• WRITTEN REQUEST
Wherever a line holds the word "color", copy that line out.
=== MATERIALS PROVIDED ===
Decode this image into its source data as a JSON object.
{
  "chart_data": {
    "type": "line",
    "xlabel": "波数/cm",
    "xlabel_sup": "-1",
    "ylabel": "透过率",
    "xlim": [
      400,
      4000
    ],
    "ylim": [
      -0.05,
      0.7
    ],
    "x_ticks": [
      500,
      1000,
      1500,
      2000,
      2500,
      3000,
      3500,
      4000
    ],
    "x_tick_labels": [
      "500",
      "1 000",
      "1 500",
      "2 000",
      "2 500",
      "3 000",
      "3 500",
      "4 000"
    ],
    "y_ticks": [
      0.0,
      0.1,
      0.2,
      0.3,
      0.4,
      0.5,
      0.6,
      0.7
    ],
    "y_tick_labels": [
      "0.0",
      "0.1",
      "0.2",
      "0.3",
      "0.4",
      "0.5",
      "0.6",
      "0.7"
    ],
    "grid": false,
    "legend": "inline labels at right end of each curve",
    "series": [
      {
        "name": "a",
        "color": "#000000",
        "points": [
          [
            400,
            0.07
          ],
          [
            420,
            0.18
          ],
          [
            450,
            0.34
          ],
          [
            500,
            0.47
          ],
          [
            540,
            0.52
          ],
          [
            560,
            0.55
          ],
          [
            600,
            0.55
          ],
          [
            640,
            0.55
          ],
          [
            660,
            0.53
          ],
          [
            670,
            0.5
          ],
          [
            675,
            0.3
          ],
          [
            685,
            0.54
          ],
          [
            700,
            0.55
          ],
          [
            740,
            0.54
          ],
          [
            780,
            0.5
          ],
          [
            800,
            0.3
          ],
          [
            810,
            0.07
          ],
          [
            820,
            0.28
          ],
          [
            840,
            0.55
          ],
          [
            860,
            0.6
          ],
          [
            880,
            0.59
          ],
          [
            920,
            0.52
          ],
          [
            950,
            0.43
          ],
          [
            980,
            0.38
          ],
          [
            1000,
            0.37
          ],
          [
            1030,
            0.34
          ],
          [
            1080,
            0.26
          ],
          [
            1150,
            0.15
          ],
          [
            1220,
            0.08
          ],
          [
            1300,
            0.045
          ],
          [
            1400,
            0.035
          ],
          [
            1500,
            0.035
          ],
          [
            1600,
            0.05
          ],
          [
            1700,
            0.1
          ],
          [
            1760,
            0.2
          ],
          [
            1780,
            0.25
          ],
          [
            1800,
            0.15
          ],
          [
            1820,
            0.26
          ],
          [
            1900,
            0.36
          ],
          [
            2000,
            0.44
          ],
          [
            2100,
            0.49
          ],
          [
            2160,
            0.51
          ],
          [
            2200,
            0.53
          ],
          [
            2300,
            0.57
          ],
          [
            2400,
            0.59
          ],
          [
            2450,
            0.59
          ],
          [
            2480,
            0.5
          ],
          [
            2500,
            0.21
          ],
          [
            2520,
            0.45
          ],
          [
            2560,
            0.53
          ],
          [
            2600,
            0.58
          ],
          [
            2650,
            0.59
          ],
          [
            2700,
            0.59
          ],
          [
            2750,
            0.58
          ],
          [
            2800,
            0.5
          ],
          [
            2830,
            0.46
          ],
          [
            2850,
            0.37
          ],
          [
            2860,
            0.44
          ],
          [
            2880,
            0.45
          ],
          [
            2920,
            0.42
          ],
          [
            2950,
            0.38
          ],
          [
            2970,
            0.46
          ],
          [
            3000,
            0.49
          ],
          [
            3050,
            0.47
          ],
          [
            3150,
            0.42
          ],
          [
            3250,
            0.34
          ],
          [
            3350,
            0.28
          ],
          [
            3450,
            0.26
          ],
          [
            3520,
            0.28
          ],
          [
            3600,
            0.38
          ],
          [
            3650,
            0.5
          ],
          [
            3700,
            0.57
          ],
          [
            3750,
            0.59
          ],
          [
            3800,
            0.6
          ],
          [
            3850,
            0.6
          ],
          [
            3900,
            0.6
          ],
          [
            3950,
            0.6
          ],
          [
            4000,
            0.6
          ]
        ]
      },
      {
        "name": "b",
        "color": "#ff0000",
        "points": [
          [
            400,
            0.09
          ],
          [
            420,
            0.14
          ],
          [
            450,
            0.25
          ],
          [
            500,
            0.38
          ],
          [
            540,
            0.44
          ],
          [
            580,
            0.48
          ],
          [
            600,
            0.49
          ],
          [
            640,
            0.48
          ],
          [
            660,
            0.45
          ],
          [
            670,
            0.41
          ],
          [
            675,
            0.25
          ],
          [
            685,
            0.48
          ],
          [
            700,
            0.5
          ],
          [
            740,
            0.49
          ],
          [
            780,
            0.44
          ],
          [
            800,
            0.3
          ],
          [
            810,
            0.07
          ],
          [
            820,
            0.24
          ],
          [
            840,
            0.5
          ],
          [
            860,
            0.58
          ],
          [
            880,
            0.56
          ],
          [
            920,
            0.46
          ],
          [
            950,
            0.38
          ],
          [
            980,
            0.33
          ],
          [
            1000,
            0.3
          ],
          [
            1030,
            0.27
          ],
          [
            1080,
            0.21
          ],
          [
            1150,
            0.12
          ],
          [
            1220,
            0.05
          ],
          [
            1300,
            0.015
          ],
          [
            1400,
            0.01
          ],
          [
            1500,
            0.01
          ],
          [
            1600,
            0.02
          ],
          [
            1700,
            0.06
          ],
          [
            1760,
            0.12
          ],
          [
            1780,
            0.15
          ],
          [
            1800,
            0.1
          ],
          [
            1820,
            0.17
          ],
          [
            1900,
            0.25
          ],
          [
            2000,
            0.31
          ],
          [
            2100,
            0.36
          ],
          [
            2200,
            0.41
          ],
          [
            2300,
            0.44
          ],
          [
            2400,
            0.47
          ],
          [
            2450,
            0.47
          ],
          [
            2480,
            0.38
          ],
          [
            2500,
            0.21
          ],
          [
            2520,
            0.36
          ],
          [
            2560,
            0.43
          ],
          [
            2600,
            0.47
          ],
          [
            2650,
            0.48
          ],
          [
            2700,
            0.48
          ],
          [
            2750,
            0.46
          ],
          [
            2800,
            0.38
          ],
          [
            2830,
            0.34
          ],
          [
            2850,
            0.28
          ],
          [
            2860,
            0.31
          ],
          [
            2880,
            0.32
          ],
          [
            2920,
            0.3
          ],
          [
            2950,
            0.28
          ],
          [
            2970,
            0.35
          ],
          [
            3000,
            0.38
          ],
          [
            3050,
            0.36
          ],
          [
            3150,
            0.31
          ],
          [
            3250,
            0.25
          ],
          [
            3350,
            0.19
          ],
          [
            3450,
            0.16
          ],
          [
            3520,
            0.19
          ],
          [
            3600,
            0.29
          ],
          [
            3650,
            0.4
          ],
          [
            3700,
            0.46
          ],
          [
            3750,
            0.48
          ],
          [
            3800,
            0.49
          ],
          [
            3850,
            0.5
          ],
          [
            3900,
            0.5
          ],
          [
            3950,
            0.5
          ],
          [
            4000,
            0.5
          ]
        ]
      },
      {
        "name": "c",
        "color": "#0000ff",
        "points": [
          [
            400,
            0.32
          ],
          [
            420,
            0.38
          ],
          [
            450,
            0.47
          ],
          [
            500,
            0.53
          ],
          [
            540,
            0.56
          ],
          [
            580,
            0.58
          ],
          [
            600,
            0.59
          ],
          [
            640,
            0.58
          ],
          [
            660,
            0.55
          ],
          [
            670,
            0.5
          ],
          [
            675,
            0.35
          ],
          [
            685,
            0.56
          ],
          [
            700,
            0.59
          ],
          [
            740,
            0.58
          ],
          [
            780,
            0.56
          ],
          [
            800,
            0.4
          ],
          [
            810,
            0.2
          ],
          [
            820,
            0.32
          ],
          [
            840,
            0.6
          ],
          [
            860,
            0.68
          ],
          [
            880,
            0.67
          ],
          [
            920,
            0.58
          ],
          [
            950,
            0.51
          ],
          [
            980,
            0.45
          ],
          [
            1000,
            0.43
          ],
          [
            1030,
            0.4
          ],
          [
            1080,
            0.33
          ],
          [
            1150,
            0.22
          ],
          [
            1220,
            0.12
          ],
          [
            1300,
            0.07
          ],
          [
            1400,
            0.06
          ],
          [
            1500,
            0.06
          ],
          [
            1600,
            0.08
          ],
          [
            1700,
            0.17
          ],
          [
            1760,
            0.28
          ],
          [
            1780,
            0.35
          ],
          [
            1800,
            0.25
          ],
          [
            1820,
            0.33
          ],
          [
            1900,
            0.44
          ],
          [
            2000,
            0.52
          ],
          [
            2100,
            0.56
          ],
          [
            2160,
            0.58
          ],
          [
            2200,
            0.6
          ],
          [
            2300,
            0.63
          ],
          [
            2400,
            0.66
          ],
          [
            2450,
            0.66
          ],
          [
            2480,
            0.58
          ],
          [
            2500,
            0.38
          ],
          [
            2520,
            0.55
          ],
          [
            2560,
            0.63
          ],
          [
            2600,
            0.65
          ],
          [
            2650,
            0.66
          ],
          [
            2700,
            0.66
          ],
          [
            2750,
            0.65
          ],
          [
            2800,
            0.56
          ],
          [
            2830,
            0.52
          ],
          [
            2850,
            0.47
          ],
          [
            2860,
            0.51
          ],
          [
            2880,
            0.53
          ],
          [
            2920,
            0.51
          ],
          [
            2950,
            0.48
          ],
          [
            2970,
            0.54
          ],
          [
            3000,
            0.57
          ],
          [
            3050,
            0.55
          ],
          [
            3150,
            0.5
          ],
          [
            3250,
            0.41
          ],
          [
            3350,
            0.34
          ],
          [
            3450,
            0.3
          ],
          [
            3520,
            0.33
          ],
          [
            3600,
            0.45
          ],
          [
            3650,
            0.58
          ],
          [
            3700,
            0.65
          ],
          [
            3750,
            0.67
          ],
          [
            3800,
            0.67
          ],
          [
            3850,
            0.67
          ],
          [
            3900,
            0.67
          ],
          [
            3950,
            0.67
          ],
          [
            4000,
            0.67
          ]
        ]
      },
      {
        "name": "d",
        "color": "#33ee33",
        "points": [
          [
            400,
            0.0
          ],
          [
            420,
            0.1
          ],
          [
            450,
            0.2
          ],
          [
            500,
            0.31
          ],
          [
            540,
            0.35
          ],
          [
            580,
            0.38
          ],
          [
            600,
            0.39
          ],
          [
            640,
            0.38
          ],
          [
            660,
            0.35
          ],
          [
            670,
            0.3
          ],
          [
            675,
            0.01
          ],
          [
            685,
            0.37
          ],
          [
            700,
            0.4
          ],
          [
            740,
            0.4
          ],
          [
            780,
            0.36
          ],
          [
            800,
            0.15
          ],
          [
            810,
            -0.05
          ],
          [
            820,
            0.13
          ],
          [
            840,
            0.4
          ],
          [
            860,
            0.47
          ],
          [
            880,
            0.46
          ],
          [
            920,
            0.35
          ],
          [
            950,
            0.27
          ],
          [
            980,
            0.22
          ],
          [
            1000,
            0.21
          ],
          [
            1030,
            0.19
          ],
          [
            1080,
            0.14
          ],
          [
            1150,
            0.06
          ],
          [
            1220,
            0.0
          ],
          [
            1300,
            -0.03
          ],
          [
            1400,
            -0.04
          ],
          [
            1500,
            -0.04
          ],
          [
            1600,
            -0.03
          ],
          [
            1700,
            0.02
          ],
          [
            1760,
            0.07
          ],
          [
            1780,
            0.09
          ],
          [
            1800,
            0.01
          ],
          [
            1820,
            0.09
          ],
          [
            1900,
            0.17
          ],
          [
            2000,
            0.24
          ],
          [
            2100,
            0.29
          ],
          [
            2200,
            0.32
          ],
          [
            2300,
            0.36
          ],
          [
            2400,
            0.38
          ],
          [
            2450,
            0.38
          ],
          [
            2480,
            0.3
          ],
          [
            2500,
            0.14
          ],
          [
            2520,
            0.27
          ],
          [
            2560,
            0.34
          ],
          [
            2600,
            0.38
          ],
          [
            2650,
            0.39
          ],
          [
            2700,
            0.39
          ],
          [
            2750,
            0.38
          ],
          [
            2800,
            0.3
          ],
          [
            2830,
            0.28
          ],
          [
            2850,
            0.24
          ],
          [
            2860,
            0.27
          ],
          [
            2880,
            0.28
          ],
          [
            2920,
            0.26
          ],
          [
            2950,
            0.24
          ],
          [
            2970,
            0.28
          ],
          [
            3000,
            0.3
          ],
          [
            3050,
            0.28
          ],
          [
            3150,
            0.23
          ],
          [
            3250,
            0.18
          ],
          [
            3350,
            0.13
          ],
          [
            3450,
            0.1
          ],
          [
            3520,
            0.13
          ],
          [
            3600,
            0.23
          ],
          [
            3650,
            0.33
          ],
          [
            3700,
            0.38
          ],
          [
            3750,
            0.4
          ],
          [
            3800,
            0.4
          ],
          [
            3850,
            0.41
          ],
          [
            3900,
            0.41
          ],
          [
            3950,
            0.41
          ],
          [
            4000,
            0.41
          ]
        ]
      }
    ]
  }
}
===
• EXERCISE ANSWER
        "color": "#000000",
        "color": "#ff0000",
        "color": "#0000ff",
        "color": "#33ee33",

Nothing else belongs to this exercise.